What you should do:
Copy out every line containing the word "énergies".

— start of Exercise materials —

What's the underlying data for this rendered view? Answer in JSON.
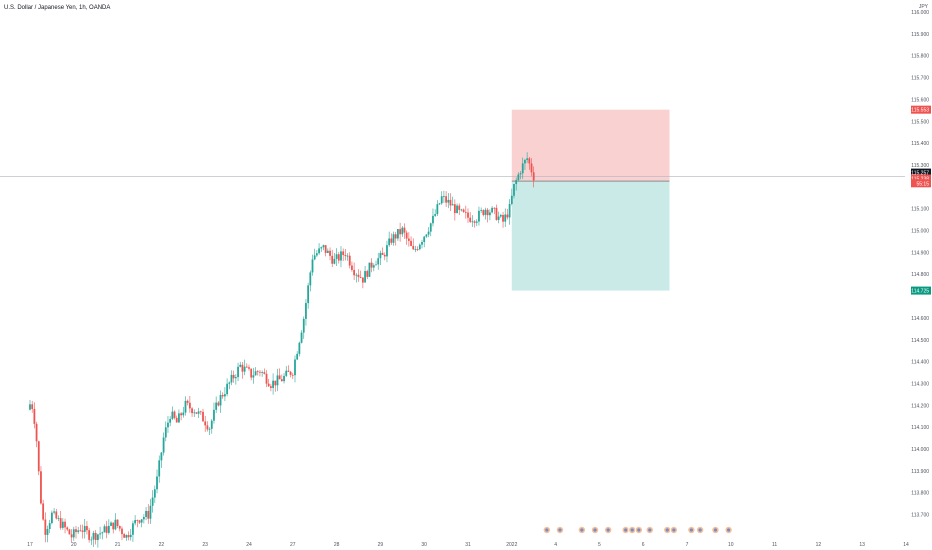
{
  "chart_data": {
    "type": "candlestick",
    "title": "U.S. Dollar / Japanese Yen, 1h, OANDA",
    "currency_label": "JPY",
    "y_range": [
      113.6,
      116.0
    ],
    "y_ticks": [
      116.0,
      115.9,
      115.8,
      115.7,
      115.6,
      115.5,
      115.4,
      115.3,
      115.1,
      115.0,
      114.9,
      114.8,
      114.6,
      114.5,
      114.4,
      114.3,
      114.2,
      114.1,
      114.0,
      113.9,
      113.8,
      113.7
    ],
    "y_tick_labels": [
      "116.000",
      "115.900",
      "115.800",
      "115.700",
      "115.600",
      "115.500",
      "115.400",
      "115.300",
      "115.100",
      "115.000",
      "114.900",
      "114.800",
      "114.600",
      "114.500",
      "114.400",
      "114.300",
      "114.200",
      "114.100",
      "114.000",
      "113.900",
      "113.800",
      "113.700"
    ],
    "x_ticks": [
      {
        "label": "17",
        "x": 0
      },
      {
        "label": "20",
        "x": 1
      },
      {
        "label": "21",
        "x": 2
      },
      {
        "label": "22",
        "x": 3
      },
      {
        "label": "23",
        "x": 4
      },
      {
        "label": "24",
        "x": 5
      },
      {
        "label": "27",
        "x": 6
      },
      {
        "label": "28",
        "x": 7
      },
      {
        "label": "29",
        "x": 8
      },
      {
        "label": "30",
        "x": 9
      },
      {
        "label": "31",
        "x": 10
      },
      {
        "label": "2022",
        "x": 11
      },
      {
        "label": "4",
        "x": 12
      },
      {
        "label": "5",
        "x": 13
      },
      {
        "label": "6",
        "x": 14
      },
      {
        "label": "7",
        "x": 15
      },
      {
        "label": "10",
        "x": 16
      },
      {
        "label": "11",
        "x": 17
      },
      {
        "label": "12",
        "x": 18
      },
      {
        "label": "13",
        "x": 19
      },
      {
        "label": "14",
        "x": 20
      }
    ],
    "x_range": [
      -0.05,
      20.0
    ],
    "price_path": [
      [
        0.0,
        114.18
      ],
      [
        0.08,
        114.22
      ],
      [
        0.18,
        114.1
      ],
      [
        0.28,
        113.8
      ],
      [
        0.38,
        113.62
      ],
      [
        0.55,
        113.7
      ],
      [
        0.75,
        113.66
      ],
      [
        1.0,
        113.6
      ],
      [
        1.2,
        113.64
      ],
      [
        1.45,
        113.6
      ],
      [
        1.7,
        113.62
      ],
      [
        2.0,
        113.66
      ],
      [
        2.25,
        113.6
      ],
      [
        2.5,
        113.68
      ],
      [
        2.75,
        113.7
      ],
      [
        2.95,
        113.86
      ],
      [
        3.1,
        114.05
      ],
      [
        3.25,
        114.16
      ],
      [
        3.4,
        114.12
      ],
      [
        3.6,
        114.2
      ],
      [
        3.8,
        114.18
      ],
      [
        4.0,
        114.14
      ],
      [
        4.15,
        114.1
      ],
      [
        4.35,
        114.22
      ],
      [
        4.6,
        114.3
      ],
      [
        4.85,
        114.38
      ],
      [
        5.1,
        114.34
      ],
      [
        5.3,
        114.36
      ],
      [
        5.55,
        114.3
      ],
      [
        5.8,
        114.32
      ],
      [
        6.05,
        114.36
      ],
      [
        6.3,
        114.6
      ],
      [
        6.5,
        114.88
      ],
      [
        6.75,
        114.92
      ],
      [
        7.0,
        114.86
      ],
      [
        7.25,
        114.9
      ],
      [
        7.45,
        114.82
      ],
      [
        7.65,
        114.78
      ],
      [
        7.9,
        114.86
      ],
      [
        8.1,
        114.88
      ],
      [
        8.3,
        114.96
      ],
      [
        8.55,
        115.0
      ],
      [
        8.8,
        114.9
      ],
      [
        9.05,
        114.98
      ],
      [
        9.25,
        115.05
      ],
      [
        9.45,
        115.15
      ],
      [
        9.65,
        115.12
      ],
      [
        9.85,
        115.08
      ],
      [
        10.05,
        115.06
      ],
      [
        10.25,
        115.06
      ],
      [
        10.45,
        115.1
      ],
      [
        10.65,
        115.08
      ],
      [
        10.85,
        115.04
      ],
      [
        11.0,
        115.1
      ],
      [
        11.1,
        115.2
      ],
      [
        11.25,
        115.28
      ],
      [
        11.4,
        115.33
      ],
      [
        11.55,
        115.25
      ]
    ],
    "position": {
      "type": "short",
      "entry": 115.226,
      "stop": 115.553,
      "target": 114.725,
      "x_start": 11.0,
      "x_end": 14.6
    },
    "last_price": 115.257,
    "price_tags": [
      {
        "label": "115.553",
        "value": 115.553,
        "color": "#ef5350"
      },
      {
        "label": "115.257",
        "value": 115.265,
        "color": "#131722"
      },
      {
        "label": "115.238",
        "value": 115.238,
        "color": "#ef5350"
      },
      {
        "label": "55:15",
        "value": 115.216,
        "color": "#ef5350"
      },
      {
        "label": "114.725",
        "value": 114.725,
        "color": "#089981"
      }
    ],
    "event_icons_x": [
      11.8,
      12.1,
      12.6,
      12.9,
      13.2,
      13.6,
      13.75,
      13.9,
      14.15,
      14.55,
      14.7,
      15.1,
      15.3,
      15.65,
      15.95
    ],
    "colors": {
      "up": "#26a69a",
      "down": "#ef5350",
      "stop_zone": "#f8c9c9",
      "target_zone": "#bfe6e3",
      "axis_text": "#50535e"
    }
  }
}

— end of Exercise materials —
— start of Exercise materials —

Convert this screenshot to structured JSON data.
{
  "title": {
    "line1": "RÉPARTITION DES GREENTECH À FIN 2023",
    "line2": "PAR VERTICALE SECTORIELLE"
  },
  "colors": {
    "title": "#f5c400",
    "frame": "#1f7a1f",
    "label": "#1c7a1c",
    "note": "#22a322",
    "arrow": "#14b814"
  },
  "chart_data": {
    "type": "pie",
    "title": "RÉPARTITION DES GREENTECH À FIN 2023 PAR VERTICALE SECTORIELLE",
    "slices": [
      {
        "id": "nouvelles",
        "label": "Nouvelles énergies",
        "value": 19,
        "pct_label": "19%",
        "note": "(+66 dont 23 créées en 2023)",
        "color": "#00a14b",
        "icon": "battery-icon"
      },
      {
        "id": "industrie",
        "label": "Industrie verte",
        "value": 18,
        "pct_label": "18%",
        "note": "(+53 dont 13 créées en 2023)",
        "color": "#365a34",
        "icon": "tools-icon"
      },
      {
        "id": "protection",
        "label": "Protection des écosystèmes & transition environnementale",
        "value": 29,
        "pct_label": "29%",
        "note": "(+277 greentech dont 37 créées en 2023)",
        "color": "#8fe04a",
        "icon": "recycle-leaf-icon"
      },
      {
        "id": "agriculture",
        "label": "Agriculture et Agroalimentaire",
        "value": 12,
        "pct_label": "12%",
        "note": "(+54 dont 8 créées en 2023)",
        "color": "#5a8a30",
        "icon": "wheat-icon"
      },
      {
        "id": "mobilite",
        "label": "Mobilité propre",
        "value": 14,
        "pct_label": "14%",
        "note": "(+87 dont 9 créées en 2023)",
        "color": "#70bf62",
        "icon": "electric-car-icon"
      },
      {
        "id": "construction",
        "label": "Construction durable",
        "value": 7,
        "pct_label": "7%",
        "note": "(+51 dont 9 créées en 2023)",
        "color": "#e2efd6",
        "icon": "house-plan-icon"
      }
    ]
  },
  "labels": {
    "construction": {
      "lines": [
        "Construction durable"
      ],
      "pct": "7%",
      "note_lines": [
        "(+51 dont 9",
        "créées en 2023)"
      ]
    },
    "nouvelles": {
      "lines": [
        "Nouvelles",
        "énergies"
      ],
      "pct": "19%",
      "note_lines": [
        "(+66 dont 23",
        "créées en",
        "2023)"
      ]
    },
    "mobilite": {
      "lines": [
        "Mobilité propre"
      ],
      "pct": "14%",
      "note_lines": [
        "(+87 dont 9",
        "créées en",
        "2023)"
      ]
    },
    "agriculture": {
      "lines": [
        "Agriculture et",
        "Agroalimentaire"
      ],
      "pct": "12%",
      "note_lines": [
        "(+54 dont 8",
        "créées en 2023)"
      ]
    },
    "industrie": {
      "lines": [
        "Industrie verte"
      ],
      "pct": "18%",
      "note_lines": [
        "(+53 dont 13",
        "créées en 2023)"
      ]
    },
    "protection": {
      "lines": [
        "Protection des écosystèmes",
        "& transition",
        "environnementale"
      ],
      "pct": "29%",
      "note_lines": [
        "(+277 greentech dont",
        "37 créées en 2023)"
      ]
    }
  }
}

— end of Exercise materials —

Finished task:
        "label": "Nouvelles énergies",
        "énergies"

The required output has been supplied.